> What you should do: Write out the records below once more, exactly as they stand.

> Records for this task:
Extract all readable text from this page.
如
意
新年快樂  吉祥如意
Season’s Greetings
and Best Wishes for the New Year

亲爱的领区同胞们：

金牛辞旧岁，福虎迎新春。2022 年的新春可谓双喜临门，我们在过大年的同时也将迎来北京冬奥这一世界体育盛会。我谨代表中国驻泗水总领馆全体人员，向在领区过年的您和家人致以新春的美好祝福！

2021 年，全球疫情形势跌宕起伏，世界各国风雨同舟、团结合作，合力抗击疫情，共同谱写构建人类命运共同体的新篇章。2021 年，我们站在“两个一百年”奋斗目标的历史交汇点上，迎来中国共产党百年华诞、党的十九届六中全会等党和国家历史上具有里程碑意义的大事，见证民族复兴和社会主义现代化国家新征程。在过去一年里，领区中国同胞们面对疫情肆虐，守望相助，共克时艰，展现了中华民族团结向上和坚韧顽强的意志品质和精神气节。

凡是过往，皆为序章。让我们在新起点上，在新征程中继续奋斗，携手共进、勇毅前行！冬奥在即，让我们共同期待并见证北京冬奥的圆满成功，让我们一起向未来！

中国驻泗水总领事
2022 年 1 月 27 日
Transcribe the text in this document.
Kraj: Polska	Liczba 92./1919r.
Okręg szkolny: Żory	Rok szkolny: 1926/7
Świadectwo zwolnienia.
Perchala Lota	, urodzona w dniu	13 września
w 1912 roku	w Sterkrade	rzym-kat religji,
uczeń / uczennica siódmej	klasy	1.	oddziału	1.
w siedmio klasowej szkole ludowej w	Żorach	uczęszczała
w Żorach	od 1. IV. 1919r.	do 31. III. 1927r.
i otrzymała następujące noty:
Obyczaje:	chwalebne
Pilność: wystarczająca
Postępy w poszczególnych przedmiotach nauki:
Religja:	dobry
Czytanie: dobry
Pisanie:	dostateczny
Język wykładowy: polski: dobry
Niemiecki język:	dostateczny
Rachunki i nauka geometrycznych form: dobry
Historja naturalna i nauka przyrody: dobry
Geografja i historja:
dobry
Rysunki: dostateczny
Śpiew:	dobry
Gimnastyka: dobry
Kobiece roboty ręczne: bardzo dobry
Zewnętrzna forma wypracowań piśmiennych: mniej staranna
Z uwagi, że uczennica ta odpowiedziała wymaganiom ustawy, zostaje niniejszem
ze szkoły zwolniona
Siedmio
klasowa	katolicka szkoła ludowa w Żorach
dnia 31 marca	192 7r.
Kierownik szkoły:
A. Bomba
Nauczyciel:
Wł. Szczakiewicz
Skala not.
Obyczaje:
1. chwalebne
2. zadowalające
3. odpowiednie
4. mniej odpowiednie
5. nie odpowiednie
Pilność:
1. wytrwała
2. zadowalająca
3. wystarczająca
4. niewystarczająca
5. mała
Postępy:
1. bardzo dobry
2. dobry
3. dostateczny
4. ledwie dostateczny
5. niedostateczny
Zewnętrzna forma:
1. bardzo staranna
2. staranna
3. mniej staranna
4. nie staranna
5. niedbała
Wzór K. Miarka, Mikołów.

> Written answer:
Extract all readable text from this page.
如
意
新年快樂  吉祥如意
Season’s Greetings
and Best Wishes for the New Year

亲爱的领区同胞们：

金牛辞旧岁，福虎迎新春。2022 年的新春可谓双喜临门，我们在过大年的同时也将迎来北京冬奥这一世界体育盛会。我谨代表中国驻泗水总领馆全体人员，向在领区过年的您和家人致以新春的美好祝福！

2021 年，全球疫情形势跌宕起伏，世界各国风雨同舟、团结合作，合力抗击疫情，共同谱写构建人类命运共同体的新篇章。2021 年，我们站在“两个一百年”奋斗目标的历史交汇点上，迎来中国共产党百年华诞、党的十九届六中全会等党和国家历史上具有里程碑意义的大事，见证民族复兴和社会主义现代化国家新征程。在过去一年里，领区中国同胞们面对疫情肆虐，守望相助，共克时艰，展现了中华民族团结向上和坚韧顽强的意志品质和精神气节。

凡是过往，皆为序章。让我们在新起点上，在新征程中继续奋斗，携手共进、勇毅前行！冬奥在即，让我们共同期待并见证北京冬奥的圆满成功，让我们一起向未来！

中国驻泗水总领事
2022 年 1 月 27 日
Transcribe the text in this document.
Kraj: Polska	Liczba 92./1919r.
Okręg szkolny: Żory	Rok szkolny: 1926/7
Świadectwo zwolnienia.
Perchala Lota	, urodzona w dniu	13 września
w 1912 roku	w Sterkrade	rzym-kat religji,
uczeń / uczennica siódmej	klasy	1.	oddziału	1.
w siedmio klasowej szkole ludowej w	Żorach	uczęszczała
w Żorach	od 1. IV. 1919r.	do 31. III. 1927r.
i otrzymała następujące noty:
Obyczaje:	chwalebne
Pilność: wystarczająca
Postępy w poszczególnych przedmiotach nauki:
Religja:	dobry
Czytanie: dobry
Pisanie:	dostateczny
Język wykładowy: polski: dobry
Niemiecki język:	dostateczny
Rachunki i nauka geometrycznych form: dobry
Historja naturalna i nauka przyrody: dobry
Geografja i historja:
dobry
Rysunki: dostateczny
Śpiew:	dobry
Gimnastyka: dobry
Kobiece roboty ręczne: bardzo dobry
Zewnętrzna forma wypracowań piśmiennych: mniej staranna
Z uwagi, że uczennica ta odpowiedziała wymaganiom ustawy, zostaje niniejszem
ze szkoły zwolniona
Siedmio
klasowa	katolicka szkoła ludowa w Żorach
dnia 31 marca	192 7r.
Kierownik szkoły:
A. Bomba
Nauczyciel:
Wł. Szczakiewicz
Skala not.
Obyczaje:
1. chwalebne
2. zadowalające
3. odpowiednie
4. mniej odpowiednie
5. nie odpowiednie
Pilność:
1. wytrwała
2. zadowalająca
3. wystarczająca
4. niewystarczająca
5. mała
Postępy:
1. bardzo dobry
2. dobry
3. dostateczny
4. ledwie dostateczny
5. niedostateczny
Zewnętrzna forma:
1. bardzo staranna
2. staranna
3. mniej staranna
4. nie staranna
5. niedbała
Wzór K. Miarka, Mikołów.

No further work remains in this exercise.